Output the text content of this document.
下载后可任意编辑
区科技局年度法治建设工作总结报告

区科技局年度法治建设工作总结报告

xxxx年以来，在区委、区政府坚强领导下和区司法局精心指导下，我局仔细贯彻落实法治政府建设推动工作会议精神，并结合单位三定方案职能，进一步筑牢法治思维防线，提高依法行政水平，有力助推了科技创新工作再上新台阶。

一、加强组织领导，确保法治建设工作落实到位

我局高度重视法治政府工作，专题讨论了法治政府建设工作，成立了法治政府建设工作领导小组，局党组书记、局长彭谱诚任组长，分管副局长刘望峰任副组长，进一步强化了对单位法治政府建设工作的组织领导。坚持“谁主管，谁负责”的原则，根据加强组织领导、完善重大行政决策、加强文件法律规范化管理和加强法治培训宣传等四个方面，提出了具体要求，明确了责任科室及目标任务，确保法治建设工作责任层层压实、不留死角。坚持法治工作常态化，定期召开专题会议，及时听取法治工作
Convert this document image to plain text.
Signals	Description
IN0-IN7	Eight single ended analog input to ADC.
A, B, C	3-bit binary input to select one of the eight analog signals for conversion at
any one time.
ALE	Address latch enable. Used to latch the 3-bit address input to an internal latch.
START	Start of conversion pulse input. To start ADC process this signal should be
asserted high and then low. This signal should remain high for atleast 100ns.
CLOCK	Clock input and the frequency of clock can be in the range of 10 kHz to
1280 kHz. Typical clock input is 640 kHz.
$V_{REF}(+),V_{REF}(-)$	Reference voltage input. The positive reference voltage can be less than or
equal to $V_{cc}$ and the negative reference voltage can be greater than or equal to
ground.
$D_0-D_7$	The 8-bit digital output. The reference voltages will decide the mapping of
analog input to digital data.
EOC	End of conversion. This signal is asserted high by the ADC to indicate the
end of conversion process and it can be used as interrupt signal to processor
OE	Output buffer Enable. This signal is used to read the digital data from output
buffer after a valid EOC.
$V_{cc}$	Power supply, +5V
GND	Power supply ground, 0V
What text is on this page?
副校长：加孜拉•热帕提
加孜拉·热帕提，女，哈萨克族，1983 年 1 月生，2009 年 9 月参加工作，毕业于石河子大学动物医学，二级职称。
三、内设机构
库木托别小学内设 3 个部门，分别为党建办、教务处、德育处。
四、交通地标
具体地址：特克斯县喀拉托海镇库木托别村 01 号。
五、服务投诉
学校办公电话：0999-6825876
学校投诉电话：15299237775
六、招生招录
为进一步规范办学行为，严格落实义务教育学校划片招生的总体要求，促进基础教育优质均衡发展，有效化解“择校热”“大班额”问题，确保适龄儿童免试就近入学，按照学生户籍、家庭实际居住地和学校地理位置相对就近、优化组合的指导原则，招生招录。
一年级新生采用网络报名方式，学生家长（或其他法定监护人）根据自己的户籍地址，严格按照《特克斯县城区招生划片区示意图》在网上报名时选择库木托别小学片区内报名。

TASK:
Reproduce the full listing above, character for character.

CORRECT RESPONSE:
Output the text content of this document.
下载后可任意编辑
区科技局年度法治建设工作总结报告

区科技局年度法治建设工作总结报告

xxxx年以来，在区委、区政府坚强领导下和区司法局精心指导下，我局仔细贯彻落实法治政府建设推动工作会议精神，并结合单位三定方案职能，进一步筑牢法治思维防线，提高依法行政水平，有力助推了科技创新工作再上新台阶。

一、加强组织领导，确保法治建设工作落实到位

我局高度重视法治政府工作，专题讨论了法治政府建设工作，成立了法治政府建设工作领导小组，局党组书记、局长彭谱诚任组长，分管副局长刘望峰任副组长，进一步强化了对单位法治政府建设工作的组织领导。坚持“谁主管，谁负责”的原则，根据加强组织领导、完善重大行政决策、加强文件法律规范化管理和加强法治培训宣传等四个方面，提出了具体要求，明确了责任科室及目标任务，确保法治建设工作责任层层压实、不留死角。坚持法治工作常态化，定期召开专题会议，及时听取法治工作
Convert this document image to plain text.
Signals	Description
IN0-IN7	Eight single ended analog input to ADC.
A, B, C	3-bit binary input to select one of the eight analog signals for conversion at
any one time.
ALE	Address latch enable. Used to latch the 3-bit address input to an internal latch.
START	Start of conversion pulse input. To start ADC process this signal should be
asserted high and then low. This signal should remain high for atleast 100ns.
CLOCK	Clock input and the frequency of clock can be in the range of 10 kHz to
1280 kHz. Typical clock input is 640 kHz.
$V_{REF}(+),V_{REF}(-)$	Reference voltage input. The positive reference voltage can be less than or
equal to $V_{cc}$ and the negative reference voltage can be greater than or equal to
ground.
$D_0-D_7$	The 8-bit digital output. The reference voltages will decide the mapping of
analog input to digital data.
EOC	End of conversion. This signal is asserted high by the ADC to indicate the
end of conversion process and it can be used as interrupt signal to processor
OE	Output buffer Enable. This signal is used to read the digital data from output
buffer after a valid EOC.
$V_{cc}$	Power supply, +5V
GND	Power supply ground, 0V
What text is on this page?
副校长：加孜拉•热帕提
加孜拉·热帕提，女，哈萨克族，1983 年 1 月生，2009 年 9 月参加工作，毕业于石河子大学动物医学，二级职称。
三、内设机构
库木托别小学内设 3 个部门，分别为党建办、教务处、德育处。
四、交通地标
具体地址：特克斯县喀拉托海镇库木托别村 01 号。
五、服务投诉
学校办公电话：0999-6825876
学校投诉电话：15299237775
六、招生招录
为进一步规范办学行为，严格落实义务教育学校划片招生的总体要求，促进基础教育优质均衡发展，有效化解“择校热”“大班额”问题，确保适龄儿童免试就近入学，按照学生户籍、家庭实际居住地和学校地理位置相对就近、优化组合的指导原则，招生招录。
一年级新生采用网络报名方式，学生家长（或其他法定监护人）根据自己的户籍地址，严格按照《特克斯县城区招生划片区示意图》在网上报名时选择库木托别小学片区内报名。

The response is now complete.